» WRITTEN TASK
Copy each of the following items word for word, leaving every line unchanged.

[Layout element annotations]
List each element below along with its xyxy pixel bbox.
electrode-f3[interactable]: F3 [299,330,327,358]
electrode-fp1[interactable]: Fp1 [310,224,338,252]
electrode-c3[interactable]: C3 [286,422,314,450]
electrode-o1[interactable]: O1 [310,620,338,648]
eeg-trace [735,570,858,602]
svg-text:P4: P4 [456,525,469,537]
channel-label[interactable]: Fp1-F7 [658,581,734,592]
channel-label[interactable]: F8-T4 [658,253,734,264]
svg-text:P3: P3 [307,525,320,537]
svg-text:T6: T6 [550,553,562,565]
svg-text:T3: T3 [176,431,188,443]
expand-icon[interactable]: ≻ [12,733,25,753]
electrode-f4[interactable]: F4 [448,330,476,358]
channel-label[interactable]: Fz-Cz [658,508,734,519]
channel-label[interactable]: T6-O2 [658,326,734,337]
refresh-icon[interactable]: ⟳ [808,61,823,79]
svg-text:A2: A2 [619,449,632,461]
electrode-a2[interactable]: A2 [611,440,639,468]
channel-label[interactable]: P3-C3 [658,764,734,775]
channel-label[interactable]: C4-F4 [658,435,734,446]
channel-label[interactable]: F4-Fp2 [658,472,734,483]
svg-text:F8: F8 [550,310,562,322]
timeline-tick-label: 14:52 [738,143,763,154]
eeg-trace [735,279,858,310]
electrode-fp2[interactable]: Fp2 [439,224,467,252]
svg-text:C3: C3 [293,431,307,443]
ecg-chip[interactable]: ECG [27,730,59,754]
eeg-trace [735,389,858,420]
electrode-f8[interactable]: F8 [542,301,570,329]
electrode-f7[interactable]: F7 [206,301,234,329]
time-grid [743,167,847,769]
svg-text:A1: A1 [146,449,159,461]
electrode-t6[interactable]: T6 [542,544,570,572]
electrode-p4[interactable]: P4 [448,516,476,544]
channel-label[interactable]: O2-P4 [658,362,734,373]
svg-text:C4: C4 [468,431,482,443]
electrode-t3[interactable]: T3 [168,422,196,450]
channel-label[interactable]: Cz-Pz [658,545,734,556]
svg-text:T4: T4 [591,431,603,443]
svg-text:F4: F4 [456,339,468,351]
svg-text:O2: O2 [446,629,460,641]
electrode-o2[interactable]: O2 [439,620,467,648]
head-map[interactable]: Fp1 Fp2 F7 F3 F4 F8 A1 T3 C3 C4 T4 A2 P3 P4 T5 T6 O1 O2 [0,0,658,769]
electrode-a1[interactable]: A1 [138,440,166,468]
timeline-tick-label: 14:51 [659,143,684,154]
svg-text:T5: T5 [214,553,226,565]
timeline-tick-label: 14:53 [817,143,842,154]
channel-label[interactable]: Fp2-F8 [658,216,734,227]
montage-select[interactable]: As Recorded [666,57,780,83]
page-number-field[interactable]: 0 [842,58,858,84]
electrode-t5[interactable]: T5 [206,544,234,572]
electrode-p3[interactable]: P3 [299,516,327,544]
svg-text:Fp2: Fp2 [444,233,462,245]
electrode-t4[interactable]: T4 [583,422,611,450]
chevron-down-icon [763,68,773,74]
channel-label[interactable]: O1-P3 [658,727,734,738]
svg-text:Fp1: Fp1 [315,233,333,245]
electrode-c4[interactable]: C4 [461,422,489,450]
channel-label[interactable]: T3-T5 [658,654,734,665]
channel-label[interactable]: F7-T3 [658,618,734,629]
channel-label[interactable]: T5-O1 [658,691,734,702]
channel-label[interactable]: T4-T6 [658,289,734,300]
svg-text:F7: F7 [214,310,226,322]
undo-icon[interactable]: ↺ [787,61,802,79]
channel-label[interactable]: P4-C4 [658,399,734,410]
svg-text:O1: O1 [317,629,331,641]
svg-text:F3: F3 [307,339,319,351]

» ANSWER TO THE TASK
List each element below along with its xyxy pixel bbox.
electrode-f3[interactable]: F3 [299,330,327,358]
electrode-fp1[interactable]: Fp1 [310,224,338,252]
electrode-c3[interactable]: C3 [286,422,314,450]
electrode-o1[interactable]: O1 [310,620,338,648]
eeg-trace [735,570,858,602]
svg-text:P4: P4 [456,525,469,537]
channel-label[interactable]: Fp1-F7 [658,581,734,592]
channel-label[interactable]: F8-T4 [658,253,734,264]
svg-text:P3: P3 [307,525,320,537]
svg-text:T6: T6 [550,553,562,565]
svg-text:T3: T3 [176,431,188,443]
expand-icon[interactable]: ≻ [12,733,25,753]
electrode-f4[interactable]: F4 [448,330,476,358]
channel-label[interactable]: Fz-Cz [658,508,734,519]
channel-label[interactable]: T6-O2 [658,326,734,337]
refresh-icon[interactable]: ⟳ [808,61,823,79]
svg-text:A2: A2 [619,449,632,461]
electrode-a2[interactable]: A2 [611,440,639,468]
channel-label[interactable]: P3-C3 [658,764,734,775]
channel-label[interactable]: C4-F4 [658,435,734,446]
channel-label[interactable]: F4-Fp2 [658,472,734,483]
svg-text:F8: F8 [550,310,562,322]
timeline-tick-label: 14:52 [738,143,763,154]
eeg-trace [735,279,858,310]
electrode-fp2[interactable]: Fp2 [439,224,467,252]
svg-text:C3: C3 [293,431,307,443]
ecg-chip[interactable]: ECG [27,730,59,754]
eeg-trace [735,389,858,420]
electrode-f8[interactable]: F8 [542,301,570,329]
electrode-f7[interactable]: F7 [206,301,234,329]
time-grid [743,167,847,769]
svg-text:A1: A1 [146,449,159,461]
electrode-t6[interactable]: T6 [542,544,570,572]
electrode-p4[interactable]: P4 [448,516,476,544]
channel-label[interactable]: O2-P4 [658,362,734,373]
svg-text:C4: C4 [468,431,482,443]
electrode-t3[interactable]: T3 [168,422,196,450]
channel-label[interactable]: Cz-Pz [658,545,734,556]
svg-text:T4: T4 [591,431,603,443]
svg-text:F4: F4 [456,339,468,351]
svg-text:O2: O2 [446,629,460,641]
electrode-o2[interactable]: O2 [439,620,467,648]
head-map[interactable]: Fp1 Fp2 F7 F3 F4 F8 A1 T3 C3 C4 T4 A2 P3 P4 T5 T6 O1 O2 [0,0,658,769]
electrode-a1[interactable]: A1 [138,440,166,468]
timeline-tick-label: 14:51 [659,143,684,154]
svg-text:T5: T5 [214,553,226,565]
timeline-tick-label: 14:53 [817,143,842,154]
channel-label[interactable]: Fp2-F8 [658,216,734,227]
montage-select[interactable]: As Recorded [666,57,780,83]
page-number-field[interactable]: 0 [842,58,858,84]
electrode-t5[interactable]: T5 [206,544,234,572]
electrode-p3[interactable]: P3 [299,516,327,544]
svg-text:Fp2: Fp2 [444,233,462,245]
electrode-t4[interactable]: T4 [583,422,611,450]
chevron-down-icon [763,68,773,74]
channel-label[interactable]: O1-P3 [658,727,734,738]
svg-text:Fp1: Fp1 [315,233,333,245]
electrode-c4[interactable]: C4 [461,422,489,450]
channel-label[interactable]: T3-T5 [658,654,734,665]
channel-label[interactable]: F7-T3 [658,618,734,629]
channel-label[interactable]: T5-O1 [658,691,734,702]
channel-label[interactable]: T4-T6 [658,289,734,300]
svg-text:F7: F7 [214,310,226,322]
undo-icon[interactable]: ↺ [787,61,802,79]
channel-label[interactable]: P4-C4 [658,399,734,410]
svg-text:O1: O1 [317,629,331,641]
svg-text:F3: F3 [307,339,319,351]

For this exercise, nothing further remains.